**Exercise objective:**
Reproduce every entry below verbatim, line for line, leaving out the pictures.

(Entries from a data source)
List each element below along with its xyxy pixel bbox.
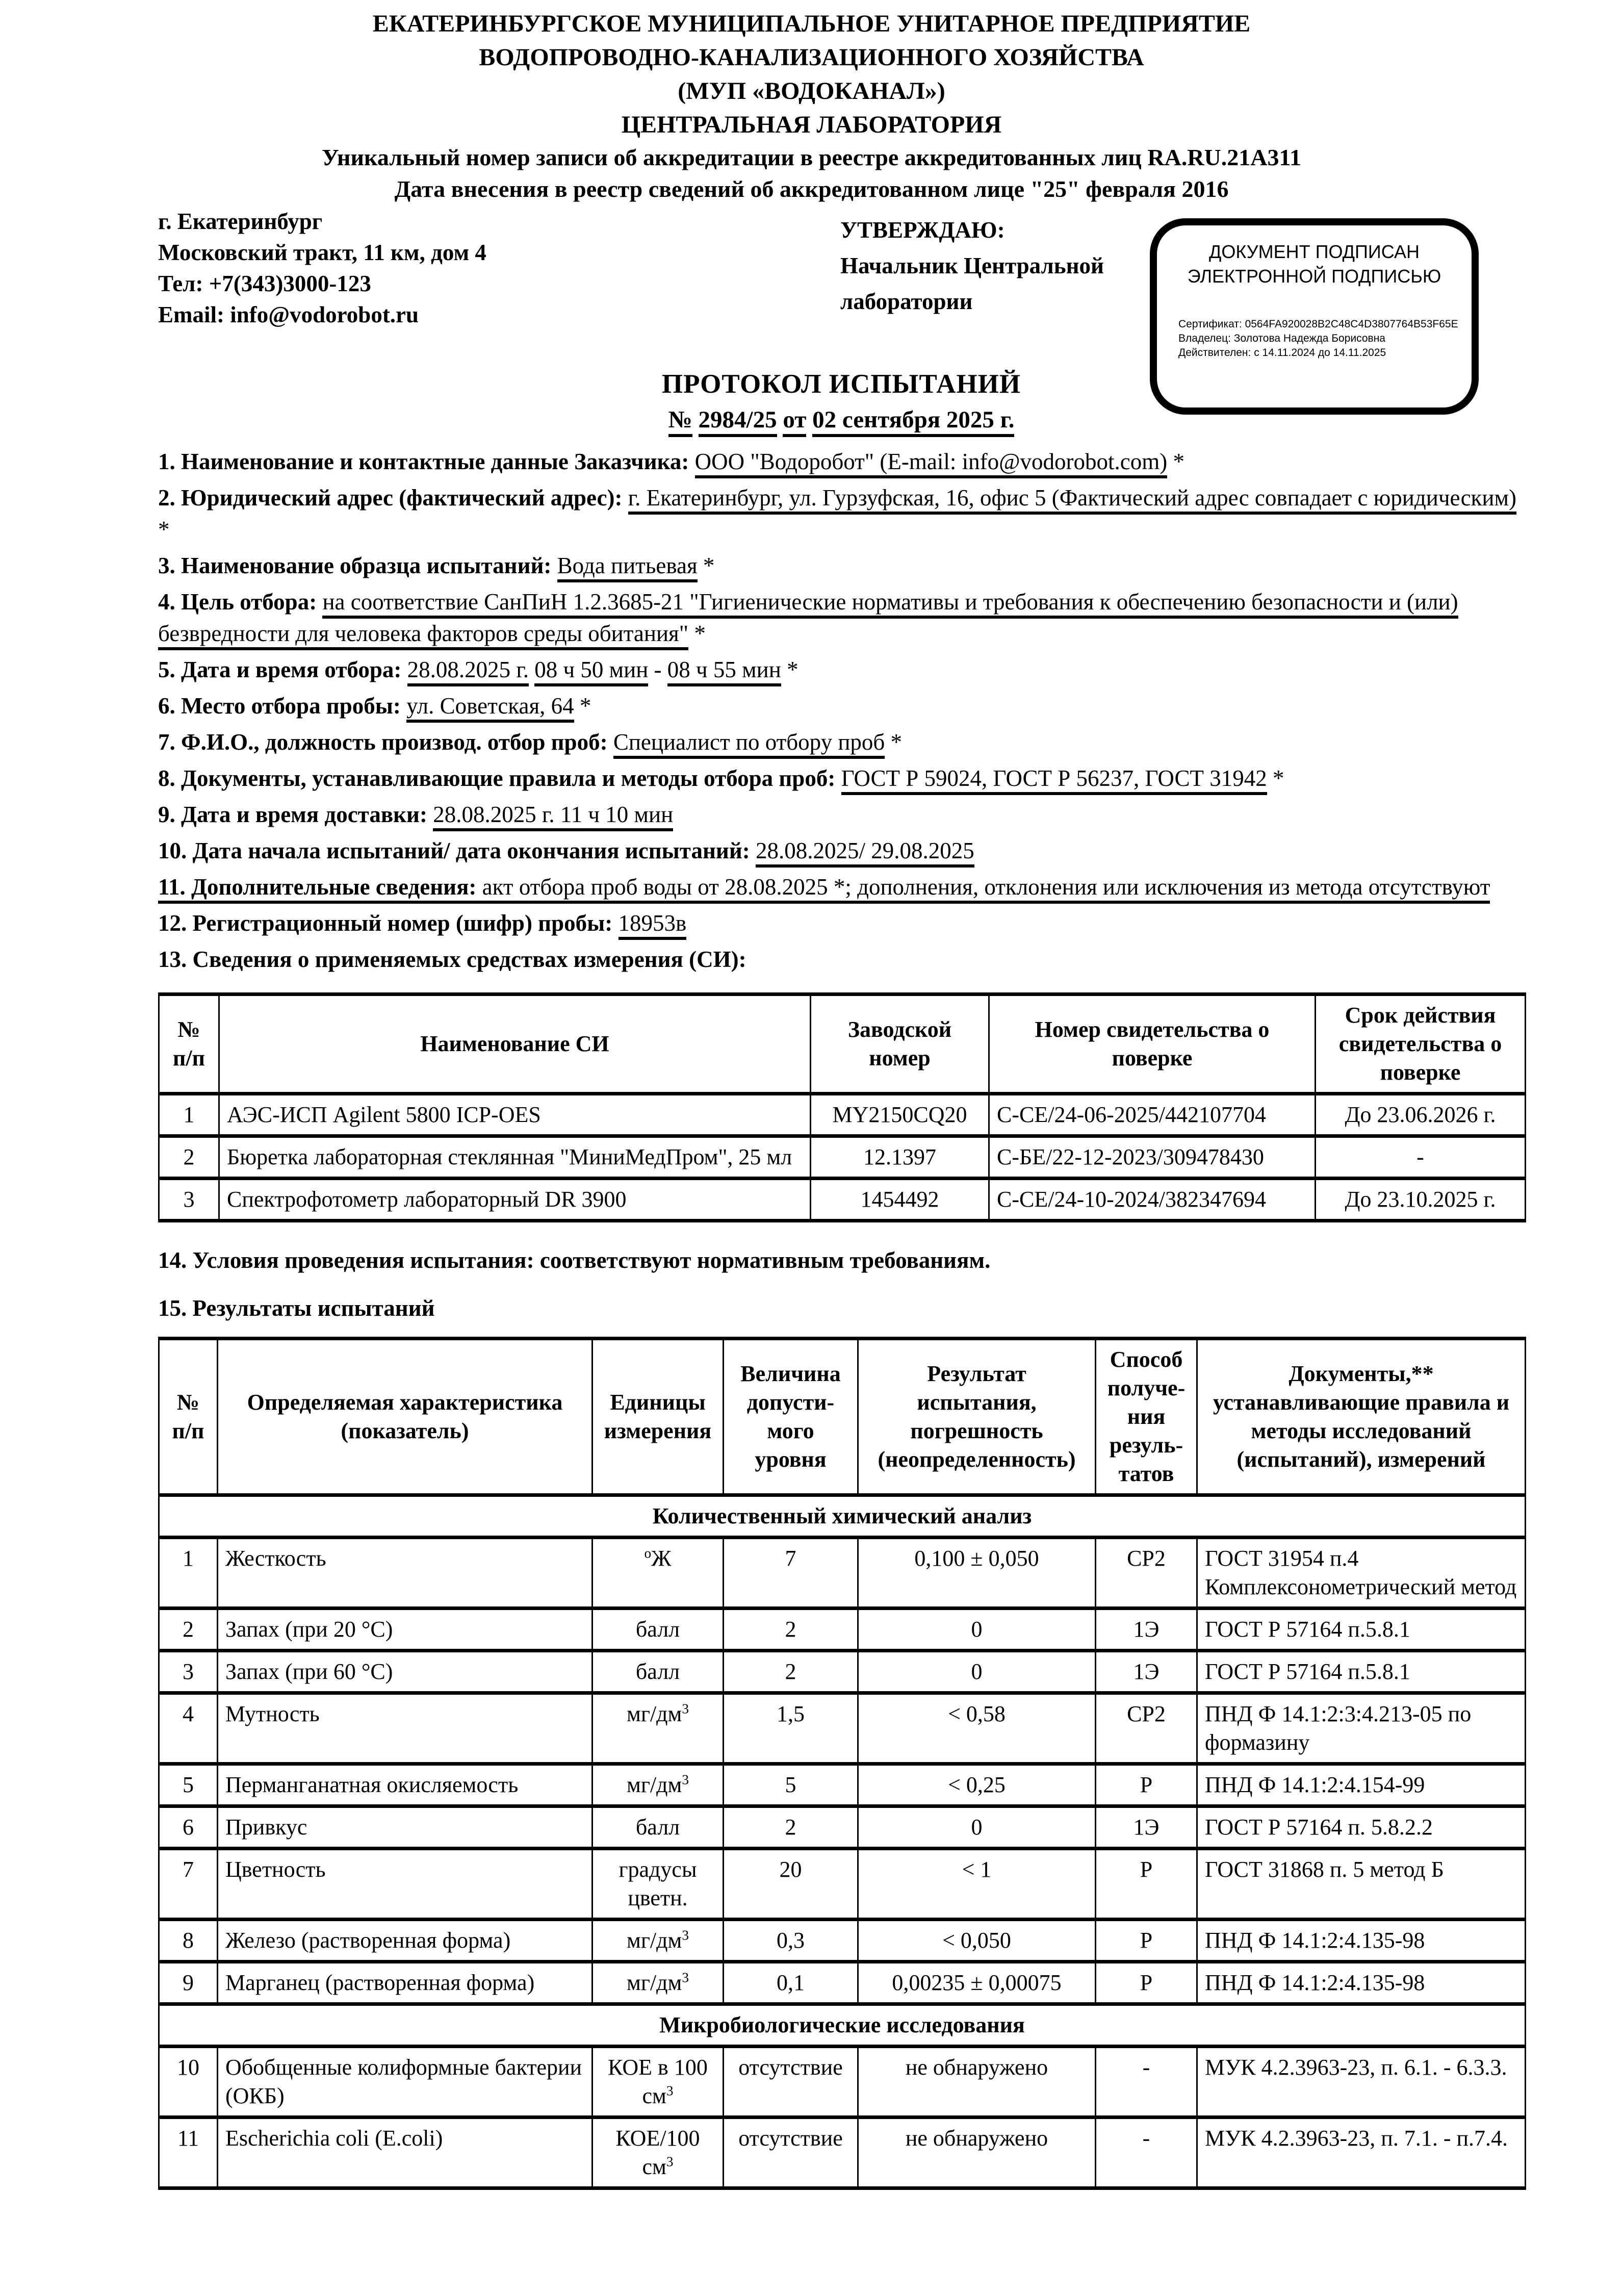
result-cell-method: СР2 xyxy=(1096,1693,1197,1764)
result-cell-document: ПНД Ф 14.1:2:4.154-99 xyxy=(1197,1764,1526,1806)
result-cell-number: 3 xyxy=(159,1651,218,1693)
text-segment: ООО "Водоробот" (E-mail: info@vodorobot.com) xyxy=(695,449,1168,478)
approval-block xyxy=(840,212,1104,319)
text-segment: 08 ч 50 мин xyxy=(534,657,648,686)
results-row xyxy=(159,1538,1526,1609)
text-segment: 3 xyxy=(682,1772,689,1788)
result-cell-characteristic: Запах (при 20 °С) xyxy=(218,1609,592,1651)
text-segment: Специалист по отбору проб xyxy=(613,729,885,759)
text-segment: акт отбора проб воды от 28.08.2025 *; дополнения, отклонения или исключения из метода отсутствуют xyxy=(482,874,1490,904)
result-cell-unit xyxy=(592,1538,724,1609)
results-column-header: № п/п xyxy=(159,1339,218,1495)
results-section-row xyxy=(159,1495,1526,1538)
result-cell-characteristic: Железо (растворенная форма) xyxy=(218,1920,592,1962)
lab-address-block xyxy=(158,206,486,330)
address-street: Московский тракт, 11 км, дом 4 xyxy=(158,240,486,265)
result-cell-value: < 0,25 xyxy=(858,1764,1096,1806)
result-cell-limit: отсутствие xyxy=(724,2047,858,2118)
result-cell-value: < 1 xyxy=(858,1849,1096,1920)
result-cell-value: не обнаружено xyxy=(858,2047,1096,2118)
result-cell-characteristic: Escherichia coli (E.coli) xyxy=(218,2118,592,2188)
result-cell-method: 1Э xyxy=(1096,1651,1197,1693)
result-cell-limit: отсутствие xyxy=(724,2118,858,2188)
result-cell-value: < 0,050 xyxy=(858,1920,1096,1962)
result-cell-document: ПНД Ф 14.1:2:3:4.213-05 по формазину xyxy=(1197,1693,1526,1764)
results-row xyxy=(159,2047,1526,2118)
text-segment: КОЕ/100 см xyxy=(615,2126,700,2179)
si-column-header: Номер свидетельства о поверке xyxy=(989,994,1316,1094)
text-segment: ул. Советская, 64 xyxy=(406,693,574,723)
result-cell-method: 1Э xyxy=(1096,1609,1197,1651)
org-name-line3: (МУП «ВОДОКАНАЛ») xyxy=(678,78,945,105)
si-cell: 2 xyxy=(159,1136,219,1179)
result-cell-unit xyxy=(592,1920,724,1962)
results-row xyxy=(159,1693,1526,1764)
si-cell: 12.1397 xyxy=(811,1136,989,1179)
text-segment: 11. Дополнительные сведения: xyxy=(158,874,482,904)
result-cell-method: Р xyxy=(1096,1849,1197,1920)
si-cell: 1454492 xyxy=(811,1179,989,1221)
result-cell-limit: 1,5 xyxy=(724,1693,858,1764)
result-cell-document: ПНД Ф 14.1:2:4.135-98 xyxy=(1197,1962,1526,2004)
text-segment: * xyxy=(158,517,170,542)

**The completed task:**
List each element below along with its xyxy pixel bbox.
result-cell-method: СР2 xyxy=(1096,1693,1197,1764)
result-cell-document: ПНД Ф 14.1:2:4.154-99 xyxy=(1197,1764,1526,1806)
result-cell-number: 3 xyxy=(159,1651,218,1693)
text-segment: ООО "Водоробот" (E-mail: info@vodorobot.com) xyxy=(695,449,1168,478)
approval-block xyxy=(840,212,1104,319)
text-segment: 08 ч 50 мин xyxy=(534,657,648,686)
results-row xyxy=(159,1538,1526,1609)
text-segment: 3 xyxy=(682,1772,689,1788)
result-cell-characteristic: Запах (при 20 °С) xyxy=(218,1609,592,1651)
text-segment: Специалист по отбору проб xyxy=(613,729,885,759)
text-segment: акт отбора проб воды от 28.08.2025 *; дополнения, отклонения или исключения из метода отсутствуют xyxy=(482,874,1490,904)
result-cell-unit xyxy=(592,1538,724,1609)
results-column-header: № п/п xyxy=(159,1339,218,1495)
results-section-row xyxy=(159,1495,1526,1538)
result-cell-characteristic: Железо (растворенная форма) xyxy=(218,1920,592,1962)
lab-address-block xyxy=(158,206,486,330)
address-street: Московский тракт, 11 км, дом 4 xyxy=(158,240,486,265)
result-cell-value: < 0,25 xyxy=(858,1764,1096,1806)
result-cell-limit: отсутствие xyxy=(724,2047,858,2118)
result-cell-value: < 1 xyxy=(858,1849,1096,1920)
result-cell-value: не обнаружено xyxy=(858,2047,1096,2118)
result-cell-characteristic: Escherichia coli (E.coli) xyxy=(218,2118,592,2188)
result-cell-method: 1Э xyxy=(1096,1651,1197,1693)
result-cell-limit: отсутствие xyxy=(724,2118,858,2188)
result-cell-value: < 0,050 xyxy=(858,1920,1096,1962)
result-cell-document: ПНД Ф 14.1:2:3:4.213-05 по формазину xyxy=(1197,1693,1526,1764)
results-row xyxy=(159,2047,1526,2118)
text-segment: КОЕ/100 см xyxy=(615,2126,700,2179)
si-column-header: Номер свидетельства о поверке xyxy=(989,994,1316,1094)
text-segment: ул. Советская, 64 xyxy=(406,693,574,723)
result-cell-method: 1Э xyxy=(1096,1609,1197,1651)
org-name-line3: (МУП «ВОДОКАНАЛ») xyxy=(678,78,945,105)
si-cell: 2 xyxy=(159,1136,219,1179)
result-cell-unit xyxy=(592,1920,724,1962)
results-row xyxy=(159,1693,1526,1764)
si-cell: 12.1397 xyxy=(811,1136,989,1179)
text-segment: 11. Дополнительные сведения: xyxy=(158,874,482,904)
result-cell-method: Р xyxy=(1096,1849,1197,1920)
si-cell: 1454492 xyxy=(811,1179,989,1221)
result-cell-limit: 1,5 xyxy=(724,1693,858,1764)
result-cell-document: ПНД Ф 14.1:2:4.135-98 xyxy=(1197,1962,1526,2004)
text-segment: * xyxy=(158,517,170,542)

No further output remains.